Data supplied:
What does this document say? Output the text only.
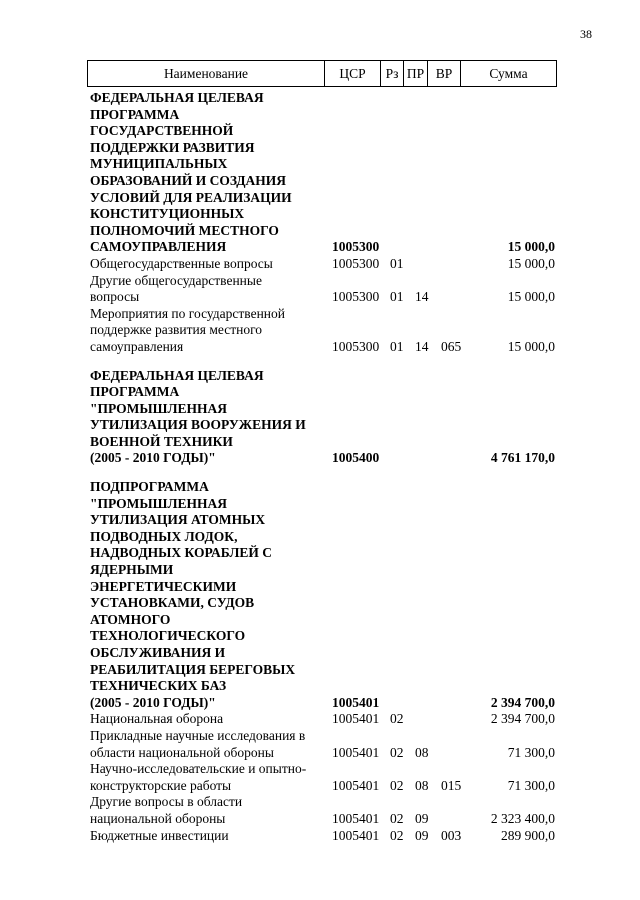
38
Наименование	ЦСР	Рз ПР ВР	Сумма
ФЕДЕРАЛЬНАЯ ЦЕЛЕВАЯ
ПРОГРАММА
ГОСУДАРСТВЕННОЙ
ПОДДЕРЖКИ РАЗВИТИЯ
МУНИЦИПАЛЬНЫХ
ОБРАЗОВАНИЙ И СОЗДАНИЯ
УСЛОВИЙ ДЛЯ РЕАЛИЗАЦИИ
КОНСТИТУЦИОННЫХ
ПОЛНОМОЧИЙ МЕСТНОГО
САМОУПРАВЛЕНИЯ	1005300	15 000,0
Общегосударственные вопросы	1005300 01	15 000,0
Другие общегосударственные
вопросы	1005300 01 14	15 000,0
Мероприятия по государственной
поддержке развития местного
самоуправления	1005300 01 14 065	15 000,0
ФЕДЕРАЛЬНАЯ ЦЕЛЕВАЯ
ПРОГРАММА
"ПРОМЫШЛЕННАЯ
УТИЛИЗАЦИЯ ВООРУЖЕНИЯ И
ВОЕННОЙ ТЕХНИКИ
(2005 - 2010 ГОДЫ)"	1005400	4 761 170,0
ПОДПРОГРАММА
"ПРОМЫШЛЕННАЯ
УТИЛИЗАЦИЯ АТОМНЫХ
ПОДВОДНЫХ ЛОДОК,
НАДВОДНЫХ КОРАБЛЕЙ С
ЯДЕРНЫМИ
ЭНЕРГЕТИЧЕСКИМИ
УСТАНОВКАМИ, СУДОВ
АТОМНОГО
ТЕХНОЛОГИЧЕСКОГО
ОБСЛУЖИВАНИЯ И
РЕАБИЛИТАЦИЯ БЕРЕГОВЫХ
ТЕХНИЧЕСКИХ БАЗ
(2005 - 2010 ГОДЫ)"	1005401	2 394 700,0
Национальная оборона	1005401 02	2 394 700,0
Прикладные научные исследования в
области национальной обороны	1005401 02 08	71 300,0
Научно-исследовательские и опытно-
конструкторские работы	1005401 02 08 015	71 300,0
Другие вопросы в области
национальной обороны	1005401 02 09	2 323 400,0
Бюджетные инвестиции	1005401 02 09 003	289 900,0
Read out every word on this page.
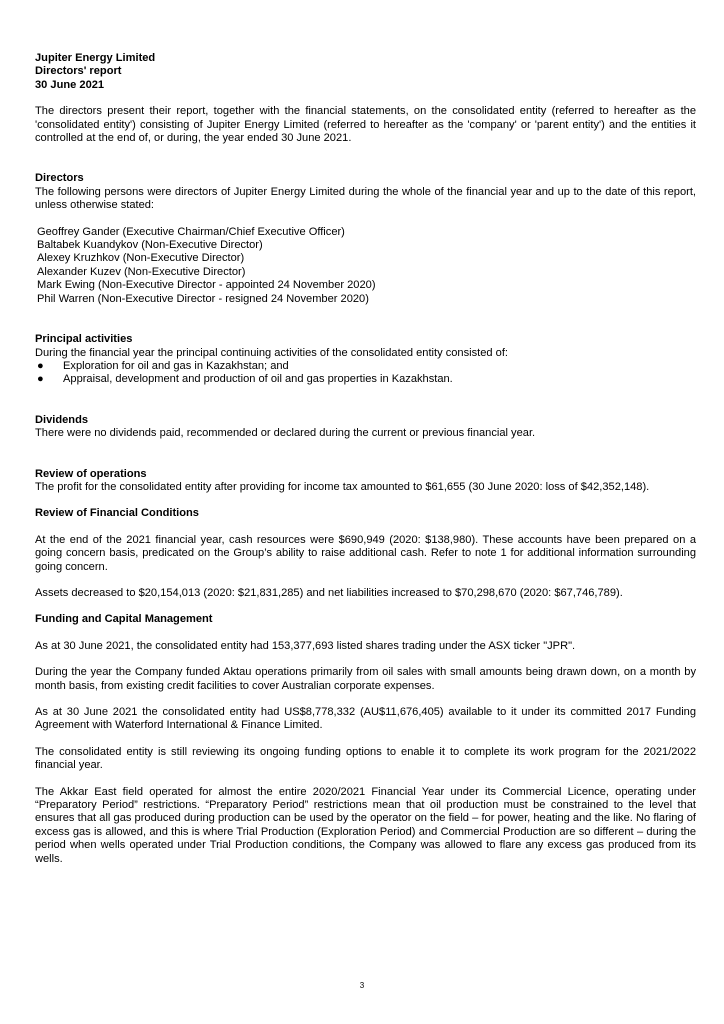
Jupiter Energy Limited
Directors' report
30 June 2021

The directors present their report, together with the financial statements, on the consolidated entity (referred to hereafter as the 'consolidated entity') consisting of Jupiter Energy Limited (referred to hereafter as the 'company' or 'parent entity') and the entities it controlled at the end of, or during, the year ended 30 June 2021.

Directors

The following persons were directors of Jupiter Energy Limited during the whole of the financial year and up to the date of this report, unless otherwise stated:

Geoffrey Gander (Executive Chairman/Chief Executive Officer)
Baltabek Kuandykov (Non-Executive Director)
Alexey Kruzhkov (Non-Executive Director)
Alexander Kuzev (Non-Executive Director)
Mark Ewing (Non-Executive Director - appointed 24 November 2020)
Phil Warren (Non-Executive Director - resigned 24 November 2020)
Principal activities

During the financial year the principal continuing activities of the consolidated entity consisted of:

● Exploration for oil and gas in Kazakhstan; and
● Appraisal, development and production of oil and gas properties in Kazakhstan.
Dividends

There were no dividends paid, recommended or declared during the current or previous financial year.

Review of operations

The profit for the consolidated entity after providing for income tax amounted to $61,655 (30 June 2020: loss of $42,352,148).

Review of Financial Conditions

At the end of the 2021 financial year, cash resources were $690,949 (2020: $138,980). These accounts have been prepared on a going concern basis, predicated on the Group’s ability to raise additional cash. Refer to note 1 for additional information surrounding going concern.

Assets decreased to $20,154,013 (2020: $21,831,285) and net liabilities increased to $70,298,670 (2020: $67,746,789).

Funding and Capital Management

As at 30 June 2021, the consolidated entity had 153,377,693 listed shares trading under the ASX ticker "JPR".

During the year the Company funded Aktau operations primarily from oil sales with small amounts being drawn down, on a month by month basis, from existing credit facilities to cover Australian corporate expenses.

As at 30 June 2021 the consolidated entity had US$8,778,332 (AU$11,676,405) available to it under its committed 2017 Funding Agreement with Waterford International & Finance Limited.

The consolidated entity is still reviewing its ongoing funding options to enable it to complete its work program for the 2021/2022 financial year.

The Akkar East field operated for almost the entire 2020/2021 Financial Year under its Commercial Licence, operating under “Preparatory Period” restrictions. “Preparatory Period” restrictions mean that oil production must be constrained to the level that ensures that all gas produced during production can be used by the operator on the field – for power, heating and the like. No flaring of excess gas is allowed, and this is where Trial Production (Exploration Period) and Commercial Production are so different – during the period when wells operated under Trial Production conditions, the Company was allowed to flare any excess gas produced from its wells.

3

Short exercise: Using the material above, count the lines containing the word "consolidated". Reply with the number alone.

Response: 6